» Direction
All of the records below should be output exactly.

▼

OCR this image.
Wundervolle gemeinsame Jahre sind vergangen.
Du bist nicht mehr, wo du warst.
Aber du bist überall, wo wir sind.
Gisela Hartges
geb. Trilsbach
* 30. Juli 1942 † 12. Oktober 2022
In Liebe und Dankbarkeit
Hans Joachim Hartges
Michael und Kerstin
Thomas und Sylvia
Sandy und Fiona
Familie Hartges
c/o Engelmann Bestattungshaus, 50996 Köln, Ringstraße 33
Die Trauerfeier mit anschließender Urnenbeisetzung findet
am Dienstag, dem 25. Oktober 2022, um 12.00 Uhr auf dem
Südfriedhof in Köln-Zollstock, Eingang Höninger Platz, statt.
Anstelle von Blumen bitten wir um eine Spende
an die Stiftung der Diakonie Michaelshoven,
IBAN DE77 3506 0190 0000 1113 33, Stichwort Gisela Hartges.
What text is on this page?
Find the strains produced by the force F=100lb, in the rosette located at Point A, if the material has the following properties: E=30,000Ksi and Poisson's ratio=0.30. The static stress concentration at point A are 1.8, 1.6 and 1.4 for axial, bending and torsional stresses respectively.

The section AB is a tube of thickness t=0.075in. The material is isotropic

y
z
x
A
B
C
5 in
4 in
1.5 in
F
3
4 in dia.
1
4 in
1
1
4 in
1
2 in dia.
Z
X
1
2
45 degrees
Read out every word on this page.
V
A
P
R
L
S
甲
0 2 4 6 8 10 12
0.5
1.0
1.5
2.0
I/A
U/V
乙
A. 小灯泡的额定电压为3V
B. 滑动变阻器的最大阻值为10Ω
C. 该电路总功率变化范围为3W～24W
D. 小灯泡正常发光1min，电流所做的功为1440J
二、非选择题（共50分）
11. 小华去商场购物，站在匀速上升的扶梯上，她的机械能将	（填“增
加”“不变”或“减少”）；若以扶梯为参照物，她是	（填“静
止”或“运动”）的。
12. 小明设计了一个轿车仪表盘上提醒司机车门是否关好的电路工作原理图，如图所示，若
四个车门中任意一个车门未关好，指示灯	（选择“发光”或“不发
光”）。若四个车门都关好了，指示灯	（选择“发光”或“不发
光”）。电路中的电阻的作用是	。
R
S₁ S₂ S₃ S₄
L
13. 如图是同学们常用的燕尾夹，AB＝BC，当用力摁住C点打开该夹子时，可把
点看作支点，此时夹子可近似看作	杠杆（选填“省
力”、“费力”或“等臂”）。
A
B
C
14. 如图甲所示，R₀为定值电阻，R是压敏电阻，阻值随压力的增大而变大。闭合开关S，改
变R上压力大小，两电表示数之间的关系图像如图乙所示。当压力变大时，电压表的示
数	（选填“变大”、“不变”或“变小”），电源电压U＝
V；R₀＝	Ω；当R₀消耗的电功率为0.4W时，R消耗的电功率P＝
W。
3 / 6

▲

» The completed task
OCR this image.
Wundervolle gemeinsame Jahre sind vergangen.
Du bist nicht mehr, wo du warst.
Aber du bist überall, wo wir sind.
Gisela Hartges
geb. Trilsbach
* 30. Juli 1942 † 12. Oktober 2022
In Liebe und Dankbarkeit
Hans Joachim Hartges
Michael und Kerstin
Thomas und Sylvia
Sandy und Fiona
Familie Hartges
c/o Engelmann Bestattungshaus, 50996 Köln, Ringstraße 33
Die Trauerfeier mit anschließender Urnenbeisetzung findet
am Dienstag, dem 25. Oktober 2022, um 12.00 Uhr auf dem
Südfriedhof in Köln-Zollstock, Eingang Höninger Platz, statt.
Anstelle von Blumen bitten wir um eine Spende
an die Stiftung der Diakonie Michaelshoven,
IBAN DE77 3506 0190 0000 1113 33, Stichwort Gisela Hartges.
What text is on this page?
Find the strains produced by the force F=100lb, in the rosette located at Point A, if the material has the following properties: E=30,000Ksi and Poisson's ratio=0.30. The static stress concentration at point A are 1.8, 1.6 and 1.4 for axial, bending and torsional stresses respectively.

The section AB is a tube of thickness t=0.075in. The material is isotropic

y
z
x
A
B
C
5 in
4 in
1.5 in
F
3
4 in dia.
1
4 in
1
1
4 in
1
2 in dia.
Z
X
1
2
45 degrees
Read out every word on this page.
V
A
P
R
L
S
甲
0 2 4 6 8 10 12
0.5
1.0
1.5
2.0
I/A
U/V
乙
A. 小灯泡的额定电压为3V
B. 滑动变阻器的最大阻值为10Ω
C. 该电路总功率变化范围为3W～24W
D. 小灯泡正常发光1min，电流所做的功为1440J
二、非选择题（共50分）
11. 小华去商场购物，站在匀速上升的扶梯上，她的机械能将	（填“增
加”“不变”或“减少”）；若以扶梯为参照物，她是	（填“静
止”或“运动”）的。
12. 小明设计了一个轿车仪表盘上提醒司机车门是否关好的电路工作原理图，如图所示，若
四个车门中任意一个车门未关好，指示灯	（选择“发光”或“不发
光”）。若四个车门都关好了，指示灯	（选择“发光”或“不发
光”）。电路中的电阻的作用是	。
R
S₁ S₂ S₃ S₄
L
13. 如图是同学们常用的燕尾夹，AB＝BC，当用力摁住C点打开该夹子时，可把
点看作支点，此时夹子可近似看作	杠杆（选填“省
力”、“费力”或“等臂”）。
A
B
C
14. 如图甲所示，R₀为定值电阻，R是压敏电阻，阻值随压力的增大而变大。闭合开关S，改
变R上压力大小，两电表示数之间的关系图像如图乙所示。当压力变大时，电压表的示
数	（选填“变大”、“不变”或“变小”），电源电压U＝
V；R₀＝	Ω；当R₀消耗的电功率为0.4W时，R消耗的电功率P＝
W。
3 / 6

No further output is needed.